**INSTRUCTIONS TO FOLLOW:** Tally each line where the word "xlabel" occurs, then give only the total.

**LISTING:**
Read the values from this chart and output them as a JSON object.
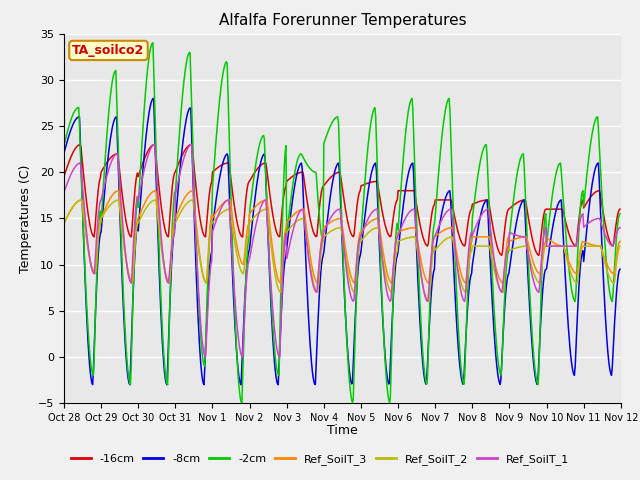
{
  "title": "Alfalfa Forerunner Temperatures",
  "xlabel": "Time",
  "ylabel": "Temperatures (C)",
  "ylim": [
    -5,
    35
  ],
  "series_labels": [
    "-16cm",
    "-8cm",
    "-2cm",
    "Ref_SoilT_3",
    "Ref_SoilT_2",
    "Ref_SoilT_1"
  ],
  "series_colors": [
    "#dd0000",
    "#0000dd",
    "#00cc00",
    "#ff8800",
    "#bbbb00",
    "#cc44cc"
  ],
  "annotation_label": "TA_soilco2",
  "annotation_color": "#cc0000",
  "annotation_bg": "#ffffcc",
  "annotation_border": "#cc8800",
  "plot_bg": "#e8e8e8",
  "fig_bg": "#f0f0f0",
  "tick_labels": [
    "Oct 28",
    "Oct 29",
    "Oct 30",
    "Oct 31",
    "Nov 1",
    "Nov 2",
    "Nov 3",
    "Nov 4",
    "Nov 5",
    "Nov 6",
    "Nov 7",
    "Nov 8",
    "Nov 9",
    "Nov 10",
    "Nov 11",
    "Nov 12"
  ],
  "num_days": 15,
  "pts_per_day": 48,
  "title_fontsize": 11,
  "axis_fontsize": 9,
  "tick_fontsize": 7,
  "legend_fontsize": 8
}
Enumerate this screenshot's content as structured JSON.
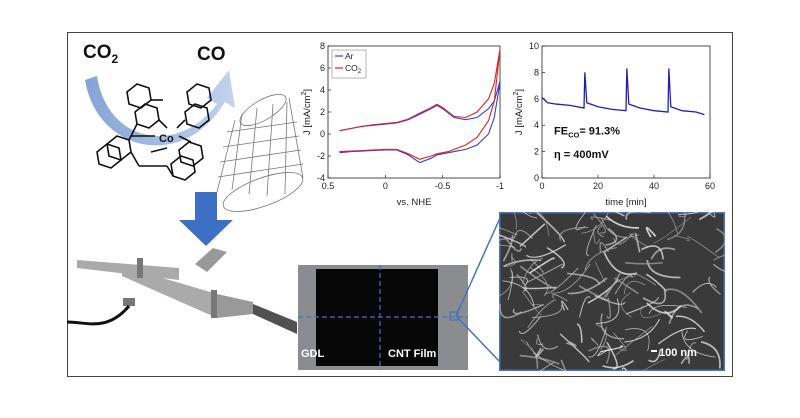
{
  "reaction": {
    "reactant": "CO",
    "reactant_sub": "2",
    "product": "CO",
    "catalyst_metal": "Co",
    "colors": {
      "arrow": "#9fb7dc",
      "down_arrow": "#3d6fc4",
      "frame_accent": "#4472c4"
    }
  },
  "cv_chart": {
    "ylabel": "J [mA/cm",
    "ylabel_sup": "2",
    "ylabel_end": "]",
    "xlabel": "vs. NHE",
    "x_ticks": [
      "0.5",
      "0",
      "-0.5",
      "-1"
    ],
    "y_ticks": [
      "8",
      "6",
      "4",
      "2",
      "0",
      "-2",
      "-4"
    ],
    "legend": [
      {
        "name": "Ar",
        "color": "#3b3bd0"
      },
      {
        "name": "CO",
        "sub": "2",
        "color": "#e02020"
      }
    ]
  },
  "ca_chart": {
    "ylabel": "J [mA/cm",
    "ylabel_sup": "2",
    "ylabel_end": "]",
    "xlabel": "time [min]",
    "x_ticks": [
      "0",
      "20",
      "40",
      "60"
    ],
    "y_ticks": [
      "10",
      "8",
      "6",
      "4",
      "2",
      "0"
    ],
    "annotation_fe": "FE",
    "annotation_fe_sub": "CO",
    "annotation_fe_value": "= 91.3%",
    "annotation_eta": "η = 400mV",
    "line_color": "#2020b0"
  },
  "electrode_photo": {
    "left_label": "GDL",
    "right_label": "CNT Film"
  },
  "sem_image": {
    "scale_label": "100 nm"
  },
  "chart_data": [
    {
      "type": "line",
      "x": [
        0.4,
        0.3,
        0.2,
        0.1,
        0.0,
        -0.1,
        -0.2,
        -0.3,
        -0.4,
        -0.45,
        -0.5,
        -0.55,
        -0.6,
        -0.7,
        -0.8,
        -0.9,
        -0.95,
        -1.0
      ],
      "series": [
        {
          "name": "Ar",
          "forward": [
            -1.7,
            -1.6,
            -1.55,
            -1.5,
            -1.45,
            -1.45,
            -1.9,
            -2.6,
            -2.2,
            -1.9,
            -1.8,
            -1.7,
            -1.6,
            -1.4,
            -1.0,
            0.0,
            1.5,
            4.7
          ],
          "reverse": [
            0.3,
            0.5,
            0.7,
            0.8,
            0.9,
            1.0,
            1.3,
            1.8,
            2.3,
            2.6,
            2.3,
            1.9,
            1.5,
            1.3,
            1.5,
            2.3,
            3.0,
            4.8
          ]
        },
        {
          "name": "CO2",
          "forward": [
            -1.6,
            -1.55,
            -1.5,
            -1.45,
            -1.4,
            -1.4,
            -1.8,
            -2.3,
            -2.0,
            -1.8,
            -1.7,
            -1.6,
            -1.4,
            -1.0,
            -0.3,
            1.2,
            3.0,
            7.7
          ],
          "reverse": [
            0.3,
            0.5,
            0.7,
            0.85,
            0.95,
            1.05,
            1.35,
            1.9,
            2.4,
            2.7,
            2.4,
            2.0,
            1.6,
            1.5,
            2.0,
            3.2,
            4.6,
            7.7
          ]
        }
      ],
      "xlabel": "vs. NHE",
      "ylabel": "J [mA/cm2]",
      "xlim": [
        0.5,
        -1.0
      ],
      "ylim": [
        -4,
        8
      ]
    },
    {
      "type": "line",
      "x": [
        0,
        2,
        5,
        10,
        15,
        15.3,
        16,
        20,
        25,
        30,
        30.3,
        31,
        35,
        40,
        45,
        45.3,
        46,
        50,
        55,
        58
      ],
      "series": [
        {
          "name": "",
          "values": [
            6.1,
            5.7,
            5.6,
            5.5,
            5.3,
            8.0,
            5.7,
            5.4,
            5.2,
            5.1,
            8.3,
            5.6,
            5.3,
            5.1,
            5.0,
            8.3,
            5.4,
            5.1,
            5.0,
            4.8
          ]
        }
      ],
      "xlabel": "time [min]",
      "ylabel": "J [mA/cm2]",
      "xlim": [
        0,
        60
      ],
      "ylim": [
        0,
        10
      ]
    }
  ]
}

**FULL ANSWER:** 5